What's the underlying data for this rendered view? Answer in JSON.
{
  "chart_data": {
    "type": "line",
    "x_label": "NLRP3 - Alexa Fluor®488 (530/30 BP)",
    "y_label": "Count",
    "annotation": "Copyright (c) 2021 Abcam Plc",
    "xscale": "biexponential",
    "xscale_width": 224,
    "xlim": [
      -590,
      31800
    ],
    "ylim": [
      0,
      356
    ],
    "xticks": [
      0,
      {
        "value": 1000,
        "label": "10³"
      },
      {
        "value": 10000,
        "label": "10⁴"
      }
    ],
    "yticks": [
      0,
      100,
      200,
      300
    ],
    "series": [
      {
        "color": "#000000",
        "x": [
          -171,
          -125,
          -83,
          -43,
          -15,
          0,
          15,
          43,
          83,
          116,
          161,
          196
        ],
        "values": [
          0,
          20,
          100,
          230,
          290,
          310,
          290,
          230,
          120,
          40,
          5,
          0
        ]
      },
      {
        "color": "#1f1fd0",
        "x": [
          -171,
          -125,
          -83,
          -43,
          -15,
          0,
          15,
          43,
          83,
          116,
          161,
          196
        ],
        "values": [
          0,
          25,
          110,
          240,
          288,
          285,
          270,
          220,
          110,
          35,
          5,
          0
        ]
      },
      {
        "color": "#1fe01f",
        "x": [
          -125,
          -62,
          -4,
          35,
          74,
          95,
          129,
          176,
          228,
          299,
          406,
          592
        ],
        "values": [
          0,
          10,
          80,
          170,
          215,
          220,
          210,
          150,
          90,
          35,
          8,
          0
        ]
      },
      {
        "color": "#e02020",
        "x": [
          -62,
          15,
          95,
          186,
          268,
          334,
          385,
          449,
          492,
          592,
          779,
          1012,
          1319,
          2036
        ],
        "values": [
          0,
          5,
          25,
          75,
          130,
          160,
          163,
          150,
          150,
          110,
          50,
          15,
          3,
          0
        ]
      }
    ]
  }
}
────────
• _Required work_
In the material above, find each line that contains the word "color", and select it.

• _Reply to the task_
        "color": "#000000",
        "color": "#1f1fd0",
        "color": "#1fe01f",
        "color": "#e02020",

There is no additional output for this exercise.